(Stored items from a collection)
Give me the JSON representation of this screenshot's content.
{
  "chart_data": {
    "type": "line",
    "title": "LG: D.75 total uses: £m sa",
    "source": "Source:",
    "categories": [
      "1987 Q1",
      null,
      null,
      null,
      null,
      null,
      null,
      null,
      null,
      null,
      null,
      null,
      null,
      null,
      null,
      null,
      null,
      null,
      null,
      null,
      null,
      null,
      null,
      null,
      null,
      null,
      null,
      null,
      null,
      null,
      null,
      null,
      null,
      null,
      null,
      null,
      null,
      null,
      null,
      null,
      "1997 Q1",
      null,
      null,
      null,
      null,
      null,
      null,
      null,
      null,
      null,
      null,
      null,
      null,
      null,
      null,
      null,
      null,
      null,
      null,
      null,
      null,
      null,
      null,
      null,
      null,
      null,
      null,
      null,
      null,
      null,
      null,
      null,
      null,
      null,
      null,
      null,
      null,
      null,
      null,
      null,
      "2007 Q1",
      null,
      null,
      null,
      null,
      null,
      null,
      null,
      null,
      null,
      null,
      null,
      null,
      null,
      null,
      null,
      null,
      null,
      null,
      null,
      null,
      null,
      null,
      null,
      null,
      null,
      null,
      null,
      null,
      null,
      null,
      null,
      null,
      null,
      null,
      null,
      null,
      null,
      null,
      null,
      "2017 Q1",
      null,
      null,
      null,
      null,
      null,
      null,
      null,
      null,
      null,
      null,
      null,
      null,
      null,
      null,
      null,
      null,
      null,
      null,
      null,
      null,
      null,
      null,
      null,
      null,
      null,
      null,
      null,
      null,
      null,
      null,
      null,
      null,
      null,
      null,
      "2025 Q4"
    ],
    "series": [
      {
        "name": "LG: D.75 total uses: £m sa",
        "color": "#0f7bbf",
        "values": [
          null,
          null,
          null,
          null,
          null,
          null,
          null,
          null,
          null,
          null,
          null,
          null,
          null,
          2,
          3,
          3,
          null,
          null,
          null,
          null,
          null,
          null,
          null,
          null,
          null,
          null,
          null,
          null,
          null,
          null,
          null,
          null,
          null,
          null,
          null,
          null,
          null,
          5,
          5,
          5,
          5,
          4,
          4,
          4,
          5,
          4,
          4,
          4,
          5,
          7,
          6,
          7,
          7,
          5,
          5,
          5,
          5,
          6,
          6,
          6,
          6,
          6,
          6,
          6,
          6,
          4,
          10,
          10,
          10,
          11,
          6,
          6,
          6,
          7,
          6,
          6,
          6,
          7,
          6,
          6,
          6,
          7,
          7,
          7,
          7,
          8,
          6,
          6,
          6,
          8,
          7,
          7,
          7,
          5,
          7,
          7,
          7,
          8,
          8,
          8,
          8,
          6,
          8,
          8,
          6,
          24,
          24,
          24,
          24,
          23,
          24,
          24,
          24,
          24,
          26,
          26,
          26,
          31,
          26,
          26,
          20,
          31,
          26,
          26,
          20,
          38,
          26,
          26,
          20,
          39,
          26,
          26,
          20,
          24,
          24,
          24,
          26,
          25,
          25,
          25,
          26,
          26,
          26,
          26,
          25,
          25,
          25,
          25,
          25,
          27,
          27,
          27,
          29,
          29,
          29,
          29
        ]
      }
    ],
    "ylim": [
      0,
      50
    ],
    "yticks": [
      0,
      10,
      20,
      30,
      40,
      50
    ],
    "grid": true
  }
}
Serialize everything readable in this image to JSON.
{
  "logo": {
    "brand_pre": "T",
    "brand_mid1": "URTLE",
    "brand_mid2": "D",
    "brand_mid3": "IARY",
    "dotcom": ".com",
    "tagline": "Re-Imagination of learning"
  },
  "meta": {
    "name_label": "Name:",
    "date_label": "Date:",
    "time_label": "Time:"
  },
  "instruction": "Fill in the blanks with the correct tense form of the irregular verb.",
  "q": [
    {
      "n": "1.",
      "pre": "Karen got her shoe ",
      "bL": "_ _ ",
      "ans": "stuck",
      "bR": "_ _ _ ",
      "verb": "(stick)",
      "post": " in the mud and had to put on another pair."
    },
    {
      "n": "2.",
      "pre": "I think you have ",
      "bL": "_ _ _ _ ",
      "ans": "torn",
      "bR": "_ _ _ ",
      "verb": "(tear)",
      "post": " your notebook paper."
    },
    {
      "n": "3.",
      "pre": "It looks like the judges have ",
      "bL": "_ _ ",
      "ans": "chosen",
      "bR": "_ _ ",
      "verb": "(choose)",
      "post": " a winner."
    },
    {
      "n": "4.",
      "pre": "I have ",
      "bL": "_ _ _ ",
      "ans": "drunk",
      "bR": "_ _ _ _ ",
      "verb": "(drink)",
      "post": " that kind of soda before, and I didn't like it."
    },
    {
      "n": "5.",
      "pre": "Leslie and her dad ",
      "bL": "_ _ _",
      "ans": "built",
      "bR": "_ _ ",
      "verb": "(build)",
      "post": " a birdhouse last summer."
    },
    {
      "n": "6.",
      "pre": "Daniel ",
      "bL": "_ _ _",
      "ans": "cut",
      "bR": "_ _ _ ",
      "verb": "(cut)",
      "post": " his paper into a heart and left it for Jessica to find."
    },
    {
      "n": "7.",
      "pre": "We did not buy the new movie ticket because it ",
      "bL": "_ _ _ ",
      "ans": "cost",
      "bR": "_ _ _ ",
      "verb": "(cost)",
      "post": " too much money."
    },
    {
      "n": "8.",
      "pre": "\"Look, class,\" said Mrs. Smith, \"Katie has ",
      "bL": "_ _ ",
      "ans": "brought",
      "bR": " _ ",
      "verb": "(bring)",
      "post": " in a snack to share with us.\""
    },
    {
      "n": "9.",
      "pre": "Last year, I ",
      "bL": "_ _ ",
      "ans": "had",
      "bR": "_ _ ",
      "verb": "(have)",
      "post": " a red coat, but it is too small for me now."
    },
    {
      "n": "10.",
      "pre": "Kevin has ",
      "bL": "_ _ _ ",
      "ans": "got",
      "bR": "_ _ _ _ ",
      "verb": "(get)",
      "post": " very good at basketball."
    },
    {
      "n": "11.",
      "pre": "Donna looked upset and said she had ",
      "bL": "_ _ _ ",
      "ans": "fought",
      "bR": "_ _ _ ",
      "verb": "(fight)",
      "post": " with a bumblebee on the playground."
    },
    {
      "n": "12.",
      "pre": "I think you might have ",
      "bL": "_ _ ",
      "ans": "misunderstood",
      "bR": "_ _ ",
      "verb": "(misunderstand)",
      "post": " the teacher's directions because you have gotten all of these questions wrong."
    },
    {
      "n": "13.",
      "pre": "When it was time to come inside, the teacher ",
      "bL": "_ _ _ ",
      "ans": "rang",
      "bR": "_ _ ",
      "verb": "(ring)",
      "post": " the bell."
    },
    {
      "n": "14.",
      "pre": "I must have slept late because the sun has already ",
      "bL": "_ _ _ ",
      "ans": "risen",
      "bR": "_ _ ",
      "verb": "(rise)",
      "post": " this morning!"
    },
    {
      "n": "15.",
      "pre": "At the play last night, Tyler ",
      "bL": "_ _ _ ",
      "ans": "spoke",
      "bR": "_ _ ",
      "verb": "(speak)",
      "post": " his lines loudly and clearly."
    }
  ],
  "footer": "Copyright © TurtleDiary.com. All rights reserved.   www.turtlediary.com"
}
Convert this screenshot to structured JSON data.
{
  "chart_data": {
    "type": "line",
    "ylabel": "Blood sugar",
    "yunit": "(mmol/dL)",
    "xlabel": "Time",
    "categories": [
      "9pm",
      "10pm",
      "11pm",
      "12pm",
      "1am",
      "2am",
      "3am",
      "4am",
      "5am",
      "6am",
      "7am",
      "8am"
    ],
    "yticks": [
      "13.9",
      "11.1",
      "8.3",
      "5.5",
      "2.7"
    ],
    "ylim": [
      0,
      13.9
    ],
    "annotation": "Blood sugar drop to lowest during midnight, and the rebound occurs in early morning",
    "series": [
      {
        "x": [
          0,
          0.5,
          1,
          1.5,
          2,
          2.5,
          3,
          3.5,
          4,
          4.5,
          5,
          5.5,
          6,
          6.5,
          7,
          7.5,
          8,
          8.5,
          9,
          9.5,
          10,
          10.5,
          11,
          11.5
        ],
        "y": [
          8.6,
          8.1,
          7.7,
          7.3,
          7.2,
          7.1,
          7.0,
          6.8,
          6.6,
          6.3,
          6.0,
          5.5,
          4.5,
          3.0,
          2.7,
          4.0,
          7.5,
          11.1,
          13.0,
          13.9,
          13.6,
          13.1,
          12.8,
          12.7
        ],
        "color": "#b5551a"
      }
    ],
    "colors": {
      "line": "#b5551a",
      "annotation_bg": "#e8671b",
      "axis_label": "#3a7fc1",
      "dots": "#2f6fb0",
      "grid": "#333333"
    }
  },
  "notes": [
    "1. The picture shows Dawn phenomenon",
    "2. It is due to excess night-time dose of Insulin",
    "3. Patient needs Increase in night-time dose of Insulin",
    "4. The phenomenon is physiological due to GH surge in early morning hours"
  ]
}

▸ What you will do
Check each line of the data above for the word "because", then state how many lines have it. Give the number alone.

▸ Written solution
3